[Data entries]
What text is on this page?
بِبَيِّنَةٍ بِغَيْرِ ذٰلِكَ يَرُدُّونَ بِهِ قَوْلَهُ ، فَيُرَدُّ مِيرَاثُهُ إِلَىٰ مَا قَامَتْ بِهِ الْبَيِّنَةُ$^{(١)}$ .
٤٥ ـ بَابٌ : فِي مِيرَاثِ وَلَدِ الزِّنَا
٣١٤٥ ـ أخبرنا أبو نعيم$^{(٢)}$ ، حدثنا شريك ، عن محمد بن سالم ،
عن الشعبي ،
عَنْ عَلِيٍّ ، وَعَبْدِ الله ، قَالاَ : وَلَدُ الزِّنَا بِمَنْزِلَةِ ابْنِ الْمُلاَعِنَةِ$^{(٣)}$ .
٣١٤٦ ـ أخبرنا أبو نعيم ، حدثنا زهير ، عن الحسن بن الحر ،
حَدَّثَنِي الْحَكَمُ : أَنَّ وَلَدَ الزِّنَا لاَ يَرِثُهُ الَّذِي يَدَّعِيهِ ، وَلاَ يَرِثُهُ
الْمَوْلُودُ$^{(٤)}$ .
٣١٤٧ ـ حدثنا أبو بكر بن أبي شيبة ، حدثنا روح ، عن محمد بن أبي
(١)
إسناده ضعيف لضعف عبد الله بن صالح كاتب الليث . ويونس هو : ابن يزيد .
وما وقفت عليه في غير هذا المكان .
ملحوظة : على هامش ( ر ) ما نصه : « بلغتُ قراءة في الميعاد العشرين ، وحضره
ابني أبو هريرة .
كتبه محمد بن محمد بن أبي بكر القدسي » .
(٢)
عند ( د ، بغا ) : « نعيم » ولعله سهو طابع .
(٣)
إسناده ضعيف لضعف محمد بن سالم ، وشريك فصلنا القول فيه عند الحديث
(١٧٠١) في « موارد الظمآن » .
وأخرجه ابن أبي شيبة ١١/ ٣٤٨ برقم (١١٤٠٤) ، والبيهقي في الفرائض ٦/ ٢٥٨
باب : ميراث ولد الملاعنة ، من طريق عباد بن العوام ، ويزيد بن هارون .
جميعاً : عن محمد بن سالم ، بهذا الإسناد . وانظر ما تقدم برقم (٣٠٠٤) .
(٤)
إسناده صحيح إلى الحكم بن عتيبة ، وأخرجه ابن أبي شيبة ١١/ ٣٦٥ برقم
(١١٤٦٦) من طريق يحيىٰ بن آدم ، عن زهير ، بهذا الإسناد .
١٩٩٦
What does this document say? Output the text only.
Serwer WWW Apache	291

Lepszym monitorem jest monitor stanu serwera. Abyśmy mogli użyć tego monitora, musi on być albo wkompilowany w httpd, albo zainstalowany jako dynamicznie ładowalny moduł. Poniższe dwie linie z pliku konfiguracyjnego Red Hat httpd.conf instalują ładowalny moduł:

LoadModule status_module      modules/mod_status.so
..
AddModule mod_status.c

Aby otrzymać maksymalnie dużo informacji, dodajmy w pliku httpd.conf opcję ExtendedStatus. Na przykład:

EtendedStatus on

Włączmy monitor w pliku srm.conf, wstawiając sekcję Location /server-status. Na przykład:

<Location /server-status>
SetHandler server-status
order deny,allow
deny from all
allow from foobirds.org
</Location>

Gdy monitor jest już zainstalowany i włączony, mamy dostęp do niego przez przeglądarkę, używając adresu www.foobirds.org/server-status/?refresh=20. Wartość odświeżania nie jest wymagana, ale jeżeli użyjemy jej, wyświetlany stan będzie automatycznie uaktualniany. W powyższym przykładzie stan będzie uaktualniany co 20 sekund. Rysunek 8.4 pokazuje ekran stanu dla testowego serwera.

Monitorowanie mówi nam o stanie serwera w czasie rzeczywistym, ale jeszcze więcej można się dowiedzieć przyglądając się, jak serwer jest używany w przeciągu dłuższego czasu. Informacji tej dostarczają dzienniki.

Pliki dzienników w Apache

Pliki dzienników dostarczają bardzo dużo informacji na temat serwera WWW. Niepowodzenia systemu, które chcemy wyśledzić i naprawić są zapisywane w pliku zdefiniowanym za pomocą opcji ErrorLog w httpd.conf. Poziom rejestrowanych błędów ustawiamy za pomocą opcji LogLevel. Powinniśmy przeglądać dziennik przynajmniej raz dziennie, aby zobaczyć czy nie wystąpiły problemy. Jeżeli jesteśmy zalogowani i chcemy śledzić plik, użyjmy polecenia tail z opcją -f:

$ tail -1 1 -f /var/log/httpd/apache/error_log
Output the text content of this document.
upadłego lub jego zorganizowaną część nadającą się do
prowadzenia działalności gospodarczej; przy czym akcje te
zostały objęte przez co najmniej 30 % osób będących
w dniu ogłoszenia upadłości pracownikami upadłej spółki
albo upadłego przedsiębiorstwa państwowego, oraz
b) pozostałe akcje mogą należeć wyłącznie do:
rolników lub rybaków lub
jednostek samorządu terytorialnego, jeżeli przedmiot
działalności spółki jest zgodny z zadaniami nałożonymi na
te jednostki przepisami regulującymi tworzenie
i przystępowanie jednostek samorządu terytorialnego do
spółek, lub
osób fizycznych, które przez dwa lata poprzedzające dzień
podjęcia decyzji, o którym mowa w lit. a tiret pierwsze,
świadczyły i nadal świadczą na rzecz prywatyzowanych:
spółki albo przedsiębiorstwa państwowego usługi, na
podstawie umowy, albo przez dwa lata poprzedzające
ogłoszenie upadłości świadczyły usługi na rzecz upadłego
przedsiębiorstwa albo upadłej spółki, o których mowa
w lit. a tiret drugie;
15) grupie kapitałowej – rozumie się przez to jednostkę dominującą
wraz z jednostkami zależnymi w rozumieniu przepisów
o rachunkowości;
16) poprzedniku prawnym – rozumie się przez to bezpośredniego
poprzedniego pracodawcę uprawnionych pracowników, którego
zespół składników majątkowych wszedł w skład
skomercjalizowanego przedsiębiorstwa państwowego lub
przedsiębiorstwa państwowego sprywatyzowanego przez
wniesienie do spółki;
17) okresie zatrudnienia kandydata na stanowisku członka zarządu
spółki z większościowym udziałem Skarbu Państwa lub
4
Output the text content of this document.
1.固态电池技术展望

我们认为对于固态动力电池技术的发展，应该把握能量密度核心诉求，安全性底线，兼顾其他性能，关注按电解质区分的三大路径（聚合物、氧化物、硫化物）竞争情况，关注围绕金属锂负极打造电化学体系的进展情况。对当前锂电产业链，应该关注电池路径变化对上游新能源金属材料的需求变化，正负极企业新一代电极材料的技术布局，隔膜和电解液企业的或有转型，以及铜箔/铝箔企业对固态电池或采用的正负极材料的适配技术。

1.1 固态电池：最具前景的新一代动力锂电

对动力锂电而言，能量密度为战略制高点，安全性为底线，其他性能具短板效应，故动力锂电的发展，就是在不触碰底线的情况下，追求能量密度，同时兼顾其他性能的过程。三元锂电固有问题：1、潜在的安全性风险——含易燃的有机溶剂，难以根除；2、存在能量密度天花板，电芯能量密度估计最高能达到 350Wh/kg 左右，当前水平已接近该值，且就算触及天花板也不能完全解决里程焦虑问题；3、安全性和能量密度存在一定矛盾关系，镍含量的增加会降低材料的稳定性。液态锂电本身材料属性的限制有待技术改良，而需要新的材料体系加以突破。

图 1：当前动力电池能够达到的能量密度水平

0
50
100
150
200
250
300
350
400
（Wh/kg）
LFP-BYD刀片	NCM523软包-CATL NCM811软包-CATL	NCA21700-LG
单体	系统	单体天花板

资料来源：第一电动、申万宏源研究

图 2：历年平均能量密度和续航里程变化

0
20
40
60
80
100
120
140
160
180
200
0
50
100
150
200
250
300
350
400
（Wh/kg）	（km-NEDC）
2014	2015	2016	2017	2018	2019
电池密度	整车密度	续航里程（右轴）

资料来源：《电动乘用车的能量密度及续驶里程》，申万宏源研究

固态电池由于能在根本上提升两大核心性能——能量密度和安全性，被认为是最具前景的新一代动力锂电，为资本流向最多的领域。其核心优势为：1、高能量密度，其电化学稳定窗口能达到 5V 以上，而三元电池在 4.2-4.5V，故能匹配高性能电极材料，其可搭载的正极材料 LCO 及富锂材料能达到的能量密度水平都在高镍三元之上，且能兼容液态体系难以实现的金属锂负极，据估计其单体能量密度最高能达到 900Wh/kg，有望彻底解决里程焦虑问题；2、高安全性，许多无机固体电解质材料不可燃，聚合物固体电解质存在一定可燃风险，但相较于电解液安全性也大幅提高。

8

**Written request:** Pick out the lines that have the word "akcje". Copy them all.

**Reply:**
prowadzenia działalności gospodarczej; przy czym akcje te
b) pozostałe akcje mogą należeć wyłącznie do:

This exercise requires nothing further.